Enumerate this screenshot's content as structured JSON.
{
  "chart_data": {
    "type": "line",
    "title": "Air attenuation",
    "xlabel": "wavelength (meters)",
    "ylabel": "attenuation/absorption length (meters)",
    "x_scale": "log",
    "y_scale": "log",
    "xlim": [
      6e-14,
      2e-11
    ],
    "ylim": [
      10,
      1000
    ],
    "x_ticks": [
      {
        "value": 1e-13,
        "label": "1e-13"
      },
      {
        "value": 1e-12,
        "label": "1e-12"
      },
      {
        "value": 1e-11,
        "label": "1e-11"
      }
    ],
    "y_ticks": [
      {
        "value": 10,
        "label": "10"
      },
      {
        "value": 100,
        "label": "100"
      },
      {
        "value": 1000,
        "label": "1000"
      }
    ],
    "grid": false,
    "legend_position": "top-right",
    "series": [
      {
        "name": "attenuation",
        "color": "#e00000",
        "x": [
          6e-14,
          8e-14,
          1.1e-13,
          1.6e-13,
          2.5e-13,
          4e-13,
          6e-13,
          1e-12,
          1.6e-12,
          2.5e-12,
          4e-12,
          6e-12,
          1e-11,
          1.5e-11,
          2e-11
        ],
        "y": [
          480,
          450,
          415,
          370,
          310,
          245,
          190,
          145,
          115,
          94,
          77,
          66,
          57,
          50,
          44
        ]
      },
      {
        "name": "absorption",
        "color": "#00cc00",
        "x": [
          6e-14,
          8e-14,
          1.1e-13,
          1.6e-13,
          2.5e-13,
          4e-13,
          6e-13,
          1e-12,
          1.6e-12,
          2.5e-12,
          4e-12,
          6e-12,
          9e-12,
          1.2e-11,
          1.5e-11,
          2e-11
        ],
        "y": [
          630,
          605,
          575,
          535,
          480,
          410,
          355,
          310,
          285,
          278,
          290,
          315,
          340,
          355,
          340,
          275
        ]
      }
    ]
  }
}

######

### [WORK INSTRUCTIONS]
Copy out the full set of records precisely, leaving nothing out.

### [WRITTEN RESPONSE]
Enumerate this screenshot's content as structured JSON.
{
  "chart_data": {
    "type": "line",
    "title": "Air attenuation",
    "xlabel": "wavelength (meters)",
    "ylabel": "attenuation/absorption length (meters)",
    "x_scale": "log",
    "y_scale": "log",
    "xlim": [
      6e-14,
      2e-11
    ],
    "ylim": [
      10,
      1000
    ],
    "x_ticks": [
      {
        "value": 1e-13,
        "label": "1e-13"
      },
      {
        "value": 1e-12,
        "label": "1e-12"
      },
      {
        "value": 1e-11,
        "label": "1e-11"
      }
    ],
    "y_ticks": [
      {
        "value": 10,
        "label": "10"
      },
      {
        "value": 100,
        "label": "100"
      },
      {
        "value": 1000,
        "label": "1000"
      }
    ],
    "grid": false,
    "legend_position": "top-right",
    "series": [
      {
        "name": "attenuation",
        "color": "#e00000",
        "x": [
          6e-14,
          8e-14,
          1.1e-13,
          1.6e-13,
          2.5e-13,
          4e-13,
          6e-13,
          1e-12,
          1.6e-12,
          2.5e-12,
          4e-12,
          6e-12,
          1e-11,
          1.5e-11,
          2e-11
        ],
        "y": [
          480,
          450,
          415,
          370,
          310,
          245,
          190,
          145,
          115,
          94,
          77,
          66,
          57,
          50,
          44
        ]
      },
      {
        "name": "absorption",
        "color": "#00cc00",
        "x": [
          6e-14,
          8e-14,
          1.1e-13,
          1.6e-13,
          2.5e-13,
          4e-13,
          6e-13,
          1e-12,
          1.6e-12,
          2.5e-12,
          4e-12,
          6e-12,
          9e-12,
          1.2e-11,
          1.5e-11,
          2e-11
        ],
        "y": [
          630,
          605,
          575,
          535,
          480,
          410,
          355,
          310,
          285,
          278,
          290,
          315,
          340,
          355,
          340,
          275
        ]
      }
    ]
  }
}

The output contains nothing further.